Return the listing below verbatim. Pictures do not belong in the copy.

+++ AVAILABLE RECORDS

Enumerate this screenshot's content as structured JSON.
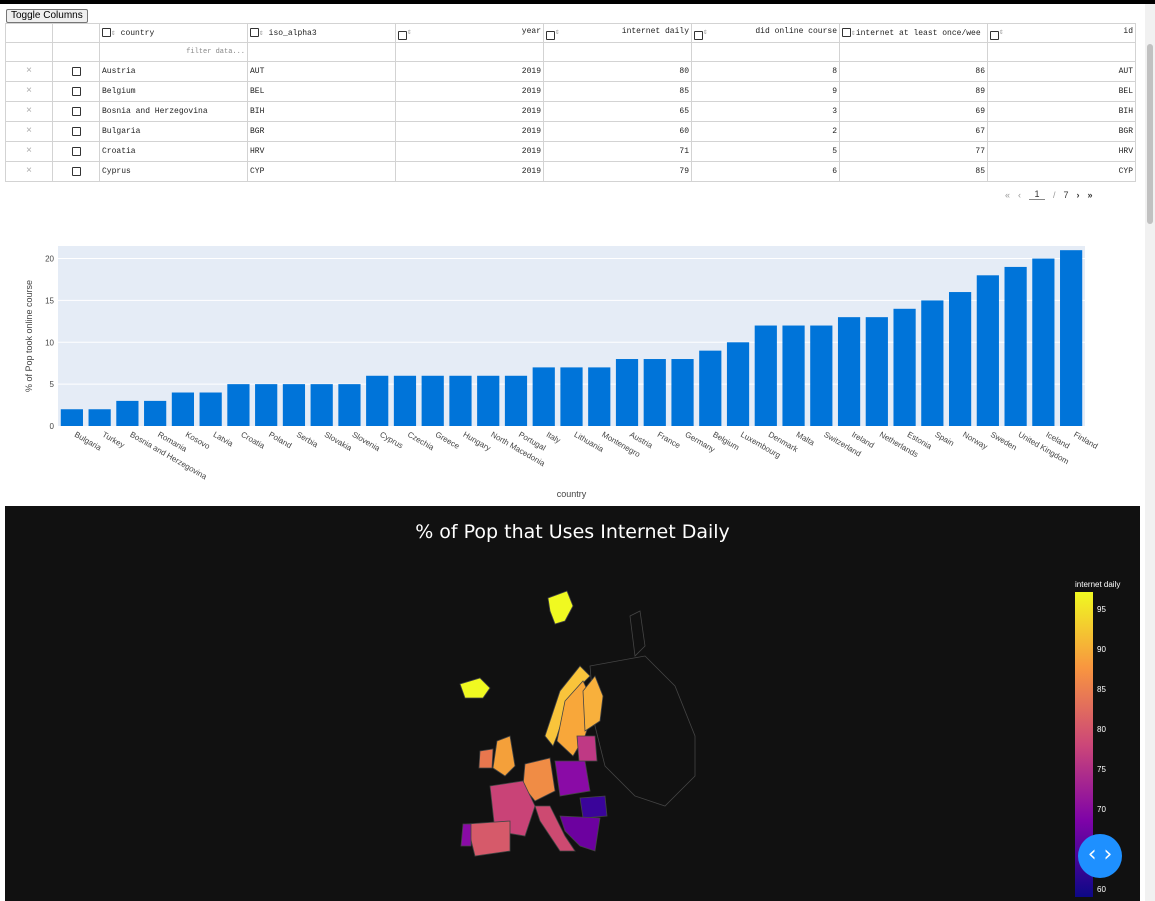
{
  "toolbar": {
    "toggle_columns_label": "Toggle Columns"
  },
  "table": {
    "columns": [
      "country",
      "iso_alpha3",
      "year",
      "internet daily",
      "did online course",
      "internet at least once/wee",
      "id"
    ],
    "filter_placeholder": "filter data...",
    "rows": [
      {
        "country": "Austria",
        "iso": "AUT",
        "year": "2019",
        "daily": "80",
        "course": "8",
        "weekly": "86",
        "id": "AUT"
      },
      {
        "country": "Belgium",
        "iso": "BEL",
        "year": "2019",
        "daily": "85",
        "course": "9",
        "weekly": "89",
        "id": "BEL"
      },
      {
        "country": "Bosnia and Herzegovina",
        "iso": "BIH",
        "year": "2019",
        "daily": "65",
        "course": "3",
        "weekly": "69",
        "id": "BIH"
      },
      {
        "country": "Bulgaria",
        "iso": "BGR",
        "year": "2019",
        "daily": "60",
        "course": "2",
        "weekly": "67",
        "id": "BGR"
      },
      {
        "country": "Croatia",
        "iso": "HRV",
        "year": "2019",
        "daily": "71",
        "course": "5",
        "weekly": "77",
        "id": "HRV"
      },
      {
        "country": "Cyprus",
        "iso": "CYP",
        "year": "2019",
        "daily": "79",
        "course": "6",
        "weekly": "85",
        "id": "CYP"
      }
    ],
    "delete_glyph": "×"
  },
  "pagination": {
    "first": "«",
    "prev": "‹",
    "current": "1",
    "separator": "/",
    "total": "7",
    "next": "›",
    "last": "»"
  },
  "chart_data": [
    {
      "type": "bar",
      "xlabel": "country",
      "ylabel": "% of Pop took online course",
      "ylim": [
        0,
        21.5
      ],
      "yticks": [
        0,
        5,
        10,
        15,
        20
      ],
      "grid": true,
      "bar_color": "#0074d9",
      "plot_bg": "#e5ecf6",
      "categories": [
        "Bulgaria",
        "Turkey",
        "Bosnia and Herzegovina",
        "Romania",
        "Kosovo",
        "Latvia",
        "Croatia",
        "Poland",
        "Serbia",
        "Slovakia",
        "Slovenia",
        "Cyprus",
        "Czechia",
        "Greece",
        "Hungary",
        "North Macedonia",
        "Portugal",
        "Italy",
        "Lithuania",
        "Montenegro",
        "Austria",
        "France",
        "Germany",
        "Belgium",
        "Luxembourg",
        "Denmark",
        "Malta",
        "Switzerland",
        "Ireland",
        "Netherlands",
        "Estonia",
        "Spain",
        "Norway",
        "Sweden",
        "United Kingdom",
        "Iceland",
        "Finland"
      ],
      "values": [
        2,
        2,
        3,
        3,
        4,
        4,
        5,
        5,
        5,
        5,
        5,
        6,
        6,
        6,
        6,
        6,
        6,
        7,
        7,
        7,
        8,
        8,
        8,
        9,
        10,
        12,
        12,
        12,
        13,
        13,
        14,
        15,
        16,
        18,
        19,
        20,
        21
      ]
    },
    {
      "type": "heatmap",
      "title": "% of Pop that Uses Internet Daily",
      "colorbar_title": "internet daily",
      "colorbar_ticks": [
        "95",
        "90",
        "85",
        "80",
        "75",
        "70",
        "60"
      ],
      "colorscale": [
        "#0d0887",
        "#7e03a8",
        "#cc4778",
        "#f89540",
        "#f0f921"
      ]
    }
  ]
}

++++++

RESPONSE TO THIS TASK →
Enumerate this screenshot's content as structured JSON.
{
  "toolbar": {
    "toggle_columns_label": "Toggle Columns"
  },
  "table": {
    "columns": [
      "country",
      "iso_alpha3",
      "year",
      "internet daily",
      "did online course",
      "internet at least once/wee",
      "id"
    ],
    "filter_placeholder": "filter data...",
    "rows": [
      {
        "country": "Austria",
        "iso": "AUT",
        "year": "2019",
        "daily": "80",
        "course": "8",
        "weekly": "86",
        "id": "AUT"
      },
      {
        "country": "Belgium",
        "iso": "BEL",
        "year": "2019",
        "daily": "85",
        "course": "9",
        "weekly": "89",
        "id": "BEL"
      },
      {
        "country": "Bosnia and Herzegovina",
        "iso": "BIH",
        "year": "2019",
        "daily": "65",
        "course": "3",
        "weekly": "69",
        "id": "BIH"
      },
      {
        "country": "Bulgaria",
        "iso": "BGR",
        "year": "2019",
        "daily": "60",
        "course": "2",
        "weekly": "67",
        "id": "BGR"
      },
      {
        "country": "Croatia",
        "iso": "HRV",
        "year": "2019",
        "daily": "71",
        "course": "5",
        "weekly": "77",
        "id": "HRV"
      },
      {
        "country": "Cyprus",
        "iso": "CYP",
        "year": "2019",
        "daily": "79",
        "course": "6",
        "weekly": "85",
        "id": "CYP"
      }
    ],
    "delete_glyph": "×"
  },
  "pagination": {
    "first": "«",
    "prev": "‹",
    "current": "1",
    "separator": "/",
    "total": "7",
    "next": "›",
    "last": "»"
  },
  "chart_data": [
    {
      "type": "bar",
      "xlabel": "country",
      "ylabel": "% of Pop took online course",
      "ylim": [
        0,
        21.5
      ],
      "yticks": [
        0,
        5,
        10,
        15,
        20
      ],
      "grid": true,
      "bar_color": "#0074d9",
      "plot_bg": "#e5ecf6",
      "categories": [
        "Bulgaria",
        "Turkey",
        "Bosnia and Herzegovina",
        "Romania",
        "Kosovo",
        "Latvia",
        "Croatia",
        "Poland",
        "Serbia",
        "Slovakia",
        "Slovenia",
        "Cyprus",
        "Czechia",
        "Greece",
        "Hungary",
        "North Macedonia",
        "Portugal",
        "Italy",
        "Lithuania",
        "Montenegro",
        "Austria",
        "France",
        "Germany",
        "Belgium",
        "Luxembourg",
        "Denmark",
        "Malta",
        "Switzerland",
        "Ireland",
        "Netherlands",
        "Estonia",
        "Spain",
        "Norway",
        "Sweden",
        "United Kingdom",
        "Iceland",
        "Finland"
      ],
      "values": [
        2,
        2,
        3,
        3,
        4,
        4,
        5,
        5,
        5,
        5,
        5,
        6,
        6,
        6,
        6,
        6,
        6,
        7,
        7,
        7,
        8,
        8,
        8,
        9,
        10,
        12,
        12,
        12,
        13,
        13,
        14,
        15,
        16,
        18,
        19,
        20,
        21
      ]
    },
    {
      "type": "heatmap",
      "title": "% of Pop that Uses Internet Daily",
      "colorbar_title": "internet daily",
      "colorbar_ticks": [
        "95",
        "90",
        "85",
        "80",
        "75",
        "70",
        "60"
      ],
      "colorscale": [
        "#0d0887",
        "#7e03a8",
        "#cc4778",
        "#f89540",
        "#f0f921"
      ]
    }
  ]
}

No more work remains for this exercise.